Saved data entries

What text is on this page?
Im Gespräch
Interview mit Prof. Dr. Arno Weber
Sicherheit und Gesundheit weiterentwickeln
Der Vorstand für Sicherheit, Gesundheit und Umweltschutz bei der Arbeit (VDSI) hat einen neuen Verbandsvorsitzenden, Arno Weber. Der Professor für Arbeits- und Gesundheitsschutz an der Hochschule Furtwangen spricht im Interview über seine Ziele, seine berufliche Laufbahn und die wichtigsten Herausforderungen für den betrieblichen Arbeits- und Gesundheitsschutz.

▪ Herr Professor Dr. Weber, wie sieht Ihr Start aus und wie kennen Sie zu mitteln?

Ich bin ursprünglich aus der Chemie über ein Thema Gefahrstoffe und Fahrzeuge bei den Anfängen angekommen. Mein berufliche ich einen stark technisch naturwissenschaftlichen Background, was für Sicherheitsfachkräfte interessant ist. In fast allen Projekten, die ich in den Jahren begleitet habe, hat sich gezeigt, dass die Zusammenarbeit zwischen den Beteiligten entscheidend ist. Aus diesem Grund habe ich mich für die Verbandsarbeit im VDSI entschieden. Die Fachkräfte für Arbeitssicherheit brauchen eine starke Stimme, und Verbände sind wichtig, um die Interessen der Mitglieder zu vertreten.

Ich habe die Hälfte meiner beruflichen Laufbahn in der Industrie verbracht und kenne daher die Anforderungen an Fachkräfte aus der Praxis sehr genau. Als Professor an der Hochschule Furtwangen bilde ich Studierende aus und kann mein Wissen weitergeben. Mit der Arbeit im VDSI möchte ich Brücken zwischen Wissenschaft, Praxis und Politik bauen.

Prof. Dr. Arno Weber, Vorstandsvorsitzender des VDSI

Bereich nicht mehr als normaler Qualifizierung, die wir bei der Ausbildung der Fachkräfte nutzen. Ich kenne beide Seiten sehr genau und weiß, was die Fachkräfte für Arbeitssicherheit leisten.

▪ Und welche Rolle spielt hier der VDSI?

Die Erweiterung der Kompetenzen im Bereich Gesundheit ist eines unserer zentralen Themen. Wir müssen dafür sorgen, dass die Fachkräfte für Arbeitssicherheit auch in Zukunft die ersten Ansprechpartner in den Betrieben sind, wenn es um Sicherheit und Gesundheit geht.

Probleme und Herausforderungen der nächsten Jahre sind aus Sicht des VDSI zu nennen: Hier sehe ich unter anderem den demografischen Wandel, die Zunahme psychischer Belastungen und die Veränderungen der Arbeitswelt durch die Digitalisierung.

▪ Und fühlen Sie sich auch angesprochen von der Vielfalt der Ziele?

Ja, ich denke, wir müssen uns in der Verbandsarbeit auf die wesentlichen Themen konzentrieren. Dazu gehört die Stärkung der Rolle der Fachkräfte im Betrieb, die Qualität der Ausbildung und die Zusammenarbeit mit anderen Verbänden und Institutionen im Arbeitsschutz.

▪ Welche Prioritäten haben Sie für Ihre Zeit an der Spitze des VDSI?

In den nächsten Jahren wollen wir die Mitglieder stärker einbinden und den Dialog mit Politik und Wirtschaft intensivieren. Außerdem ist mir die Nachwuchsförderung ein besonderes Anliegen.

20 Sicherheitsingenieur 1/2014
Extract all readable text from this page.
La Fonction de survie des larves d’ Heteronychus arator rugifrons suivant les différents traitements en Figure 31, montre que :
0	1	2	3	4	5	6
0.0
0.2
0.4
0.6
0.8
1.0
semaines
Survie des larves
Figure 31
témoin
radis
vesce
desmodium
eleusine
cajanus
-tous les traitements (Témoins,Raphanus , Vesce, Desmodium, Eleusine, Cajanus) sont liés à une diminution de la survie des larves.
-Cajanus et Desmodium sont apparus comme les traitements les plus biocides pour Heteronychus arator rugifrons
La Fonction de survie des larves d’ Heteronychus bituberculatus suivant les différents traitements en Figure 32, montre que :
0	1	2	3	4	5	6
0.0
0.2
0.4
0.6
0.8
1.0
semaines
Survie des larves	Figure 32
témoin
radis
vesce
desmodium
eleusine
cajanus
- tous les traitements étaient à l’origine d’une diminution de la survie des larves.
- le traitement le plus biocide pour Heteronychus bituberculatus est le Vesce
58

Stated goal: Retype the entries one by one, exactly.

Solved problem:
What text is on this page?
Im Gespräch
Interview mit Prof. Dr. Arno Weber
Sicherheit und Gesundheit weiterentwickeln
Der Vorstand für Sicherheit, Gesundheit und Umweltschutz bei der Arbeit (VDSI) hat einen neuen Verbandsvorsitzenden, Arno Weber. Der Professor für Arbeits- und Gesundheitsschutz an der Hochschule Furtwangen spricht im Interview über seine Ziele, seine berufliche Laufbahn und die wichtigsten Herausforderungen für den betrieblichen Arbeits- und Gesundheitsschutz.

▪ Herr Professor Dr. Weber, wie sieht Ihr Start aus und wie kennen Sie zu mitteln?

Ich bin ursprünglich aus der Chemie über ein Thema Gefahrstoffe und Fahrzeuge bei den Anfängen angekommen. Mein berufliche ich einen stark technisch naturwissenschaftlichen Background, was für Sicherheitsfachkräfte interessant ist. In fast allen Projekten, die ich in den Jahren begleitet habe, hat sich gezeigt, dass die Zusammenarbeit zwischen den Beteiligten entscheidend ist. Aus diesem Grund habe ich mich für die Verbandsarbeit im VDSI entschieden. Die Fachkräfte für Arbeitssicherheit brauchen eine starke Stimme, und Verbände sind wichtig, um die Interessen der Mitglieder zu vertreten.

Ich habe die Hälfte meiner beruflichen Laufbahn in der Industrie verbracht und kenne daher die Anforderungen an Fachkräfte aus der Praxis sehr genau. Als Professor an der Hochschule Furtwangen bilde ich Studierende aus und kann mein Wissen weitergeben. Mit der Arbeit im VDSI möchte ich Brücken zwischen Wissenschaft, Praxis und Politik bauen.

Prof. Dr. Arno Weber, Vorstandsvorsitzender des VDSI

Bereich nicht mehr als normaler Qualifizierung, die wir bei der Ausbildung der Fachkräfte nutzen. Ich kenne beide Seiten sehr genau und weiß, was die Fachkräfte für Arbeitssicherheit leisten.

▪ Und welche Rolle spielt hier der VDSI?

Die Erweiterung der Kompetenzen im Bereich Gesundheit ist eines unserer zentralen Themen. Wir müssen dafür sorgen, dass die Fachkräfte für Arbeitssicherheit auch in Zukunft die ersten Ansprechpartner in den Betrieben sind, wenn es um Sicherheit und Gesundheit geht.

Probleme und Herausforderungen der nächsten Jahre sind aus Sicht des VDSI zu nennen: Hier sehe ich unter anderem den demografischen Wandel, die Zunahme psychischer Belastungen und die Veränderungen der Arbeitswelt durch die Digitalisierung.

▪ Und fühlen Sie sich auch angesprochen von der Vielfalt der Ziele?

Ja, ich denke, wir müssen uns in der Verbandsarbeit auf die wesentlichen Themen konzentrieren. Dazu gehört die Stärkung der Rolle der Fachkräfte im Betrieb, die Qualität der Ausbildung und die Zusammenarbeit mit anderen Verbänden und Institutionen im Arbeitsschutz.

▪ Welche Prioritäten haben Sie für Ihre Zeit an der Spitze des VDSI?

In den nächsten Jahren wollen wir die Mitglieder stärker einbinden und den Dialog mit Politik und Wirtschaft intensivieren. Außerdem ist mir die Nachwuchsförderung ein besonderes Anliegen.

20 Sicherheitsingenieur 1/2014
Extract all readable text from this page.
La Fonction de survie des larves d’ Heteronychus arator rugifrons suivant les différents traitements en Figure 31, montre que :
0	1	2	3	4	5	6
0.0
0.2
0.4
0.6
0.8
1.0
semaines
Survie des larves
Figure 31
témoin
radis
vesce
desmodium
eleusine
cajanus
-tous les traitements (Témoins,Raphanus , Vesce, Desmodium, Eleusine, Cajanus) sont liés à une diminution de la survie des larves.
-Cajanus et Desmodium sont apparus comme les traitements les plus biocides pour Heteronychus arator rugifrons
La Fonction de survie des larves d’ Heteronychus bituberculatus suivant les différents traitements en Figure 32, montre que :
0	1	2	3	4	5	6
0.0
0.2
0.4
0.6
0.8
1.0
semaines
Survie des larves	Figure 32
témoin
radis
vesce
desmodium
eleusine
cajanus
- tous les traitements étaient à l’origine d’une diminution de la survie des larves.
- le traitement le plus biocide pour Heteronychus bituberculatus est le Vesce
58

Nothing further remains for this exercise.